Collected data entries:
.....

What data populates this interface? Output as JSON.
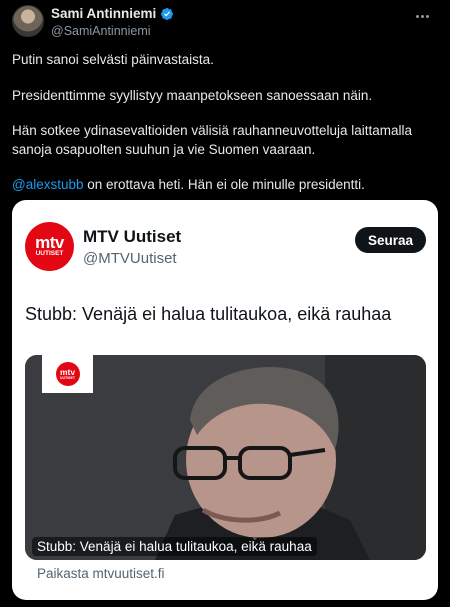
{
  "author": {
    "display_name": "Sami Antinniemi",
    "handle": "@SamiAntinniemi",
    "verified": true
  },
  "tweet": {
    "paragraph1": "Putin sanoi selvästi päinvastaista.",
    "paragraph2": "Presidenttimme syyllistyy maanpetokseen sanoessaan näin.",
    "paragraph3_line1": "Hän sotkee ydinasevaltioiden välisiä rauhanneuvotteluja laittamalla",
    "paragraph3_line2": "sanoja osapuolten suuhun ja vie Suomen vaaraan.",
    "mention": "@alexstubb",
    "paragraph4_rest": " on erottava heti. Hän ei ole minulle presidentti."
  },
  "quote": {
    "logo_line1": "mtv",
    "logo_line2": "UUTISET",
    "name": "MTV Uutiset",
    "handle": "@MTVUutiset",
    "follow_label": "Seuraa",
    "text": "Stubb: Venäjä ei halua tulitaukoa, eikä rauhaa",
    "media_logo_line1": "mtv",
    "media_logo_line2": "UUTISET",
    "media_caption": "Stubb: Venäjä ei halua tulitaukoa, eikä rauhaa",
    "source": "Paikasta mtvuutiset.fi"
  },
  "icons": {
    "verified": "verified-badge-icon",
    "more": "more-horizontal-icon"
  },
  "colors": {
    "background": "#000000",
    "link": "#1d9bf0",
    "brand_red": "#e30613",
    "verified_blue": "#1d9bf0"
  }
}
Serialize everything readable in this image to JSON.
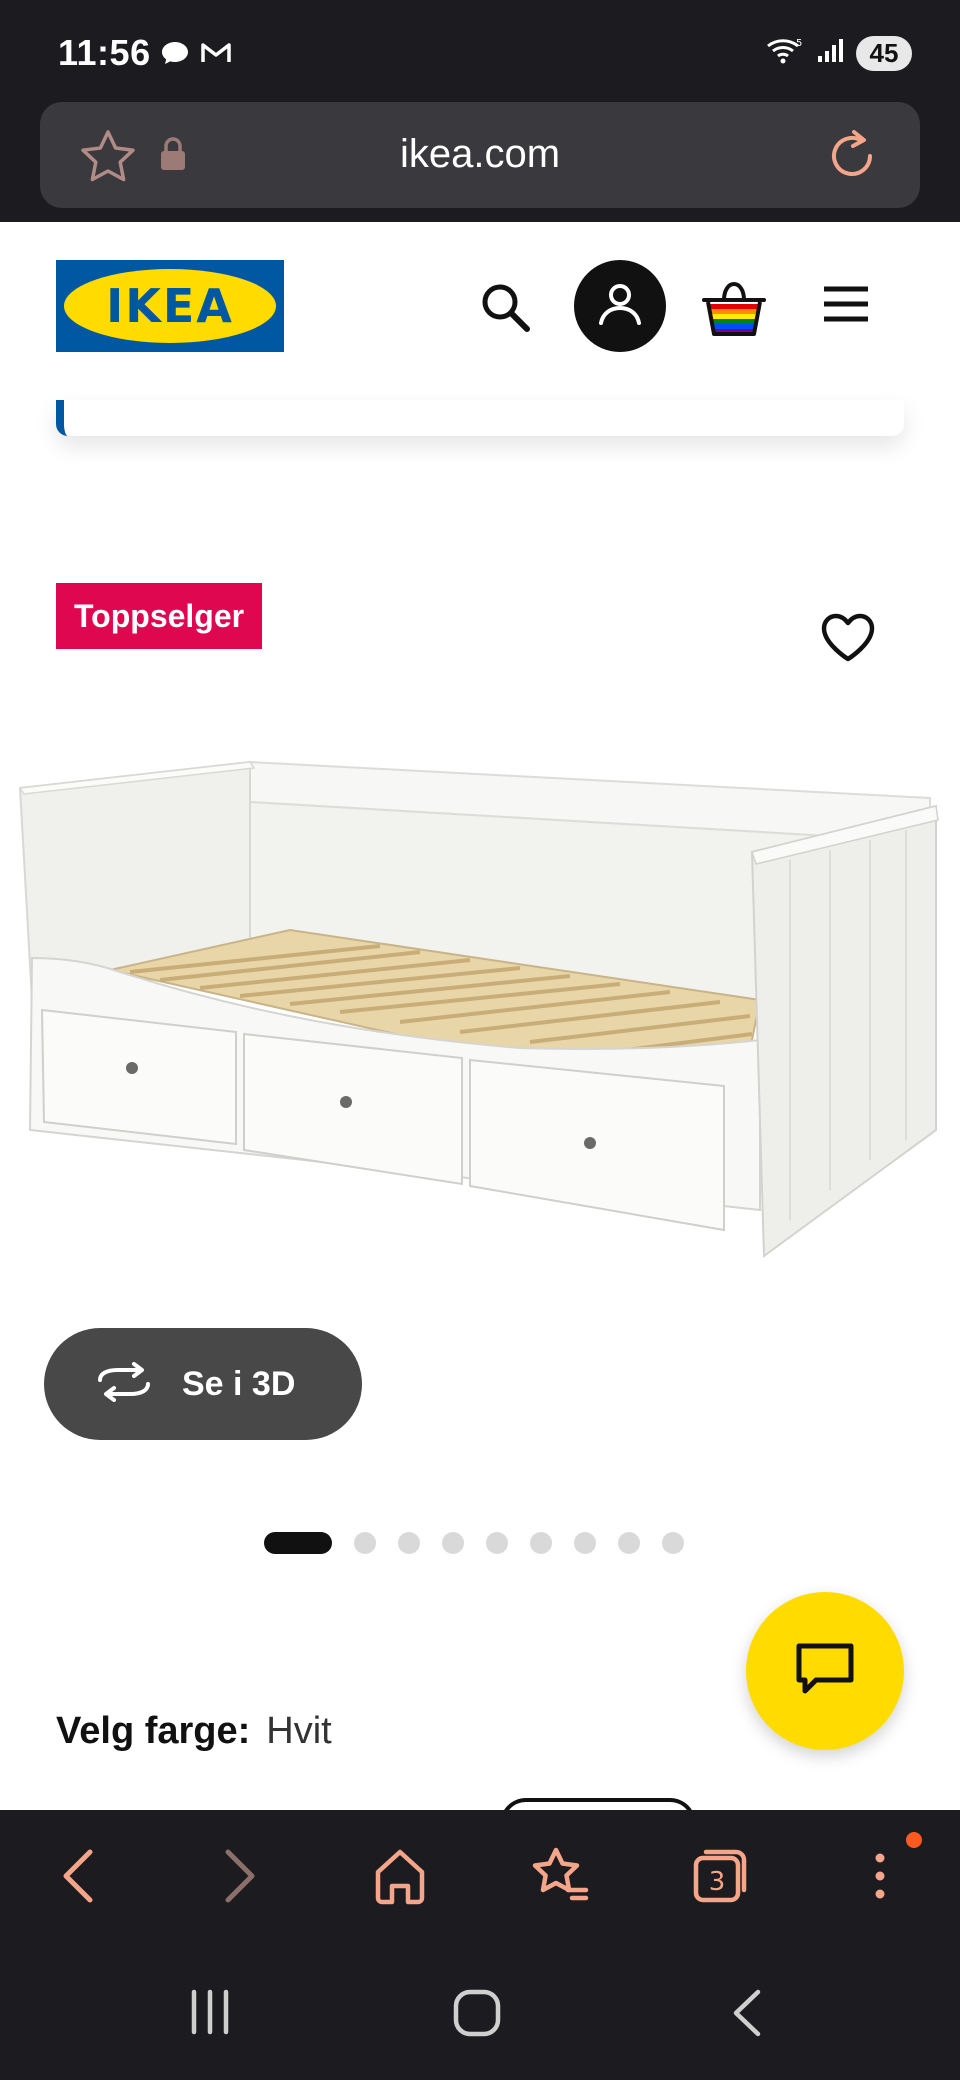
{
  "status_bar": {
    "time": "11:56",
    "left_icons": [
      "chat-bubble-icon",
      "gmail-icon"
    ],
    "right_icons": [
      "wifi-icon",
      "signal-icon"
    ],
    "battery": "45"
  },
  "browser": {
    "url": "ikea.com",
    "bookmark_icon": "star-icon",
    "lock_icon": "lock-icon",
    "reload_icon": "reload-icon",
    "toolbar": {
      "tab_count": "3",
      "icons": [
        "back-icon",
        "forward-icon",
        "home-icon",
        "bookmarks-icon",
        "tabs-icon",
        "more-icon"
      ]
    }
  },
  "header": {
    "logo_text": "IKEA",
    "icons": [
      "search-icon",
      "account-icon",
      "basket-icon",
      "menu-icon"
    ]
  },
  "product": {
    "badge": "Toppselger",
    "favorite_icon": "heart-icon",
    "view_3d_label": "Se i 3D",
    "carousel": {
      "total": 10,
      "active": 0
    },
    "color_label": "Velg farge:",
    "color_value": "Hvit"
  },
  "colors": {
    "accent_blue": "#0058a3",
    "accent_yellow": "#ffdb00",
    "badge_red": "#e00751",
    "browser_icon": "#f4a58a"
  }
}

.....

● PROMPT
Would you set down the listing exactly, omitting pictures?

● ANSWER TO THE TASK
What data populates this interface? Output as JSON.
{
  "author": {
    "display_name": "Sami Antinniemi",
    "handle": "@SamiAntinniemi",
    "verified": true
  },
  "tweet": {
    "paragraph1": "Putin sanoi selvästi päinvastaista.",
    "paragraph2": "Presidenttimme syyllistyy maanpetokseen sanoessaan näin.",
    "paragraph3_line1": "Hän sotkee ydinasevaltioiden välisiä rauhanneuvotteluja laittamalla",
    "paragraph3_line2": "sanoja osapuolten suuhun ja vie Suomen vaaraan.",
    "mention": "@alexstubb",
    "paragraph4_rest": " on erottava heti. Hän ei ole minulle presidentti."
  },
  "quote": {
    "logo_line1": "mtv",
    "logo_line2": "UUTISET",
    "name": "MTV Uutiset",
    "handle": "@MTVUutiset",
    "follow_label": "Seuraa",
    "text": "Stubb: Venäjä ei halua tulitaukoa, eikä rauhaa",
    "media_logo_line1": "mtv",
    "media_logo_line2": "UUTISET",
    "media_caption": "Stubb: Venäjä ei halua tulitaukoa, eikä rauhaa",
    "source": "Paikasta mtvuutiset.fi"
  },
  "icons": {
    "verified": "verified-badge-icon",
    "more": "more-horizontal-icon"
  },
  "colors": {
    "background": "#000000",
    "link": "#1d9bf0",
    "brand_red": "#e30613",
    "verified_blue": "#1d9bf0"
  }
}
Serialize everything readable in this image to JSON.
{
  "status_bar": {
    "time": "11:56",
    "left_icons": [
      "chat-bubble-icon",
      "gmail-icon"
    ],
    "right_icons": [
      "wifi-icon",
      "signal-icon"
    ],
    "battery": "45"
  },
  "browser": {
    "url": "ikea.com",
    "bookmark_icon": "star-icon",
    "lock_icon": "lock-icon",
    "reload_icon": "reload-icon",
    "toolbar": {
      "tab_count": "3",
      "icons": [
        "back-icon",
        "forward-icon",
        "home-icon",
        "bookmarks-icon",
        "tabs-icon",
        "more-icon"
      ]
    }
  },
  "header": {
    "logo_text": "IKEA",
    "icons": [
      "search-icon",
      "account-icon",
      "basket-icon",
      "menu-icon"
    ]
  },
  "product": {
    "badge": "Toppselger",
    "favorite_icon": "heart-icon",
    "view_3d_label": "Se i 3D",
    "carousel": {
      "total": 10,
      "active": 0
    },
    "color_label": "Velg farge:",
    "color_value": "Hvit"
  },
  "colors": {
    "accent_blue": "#0058a3",
    "accent_yellow": "#ffdb00",
    "badge_red": "#e00751",
    "browser_icon": "#f4a58a"
  }
}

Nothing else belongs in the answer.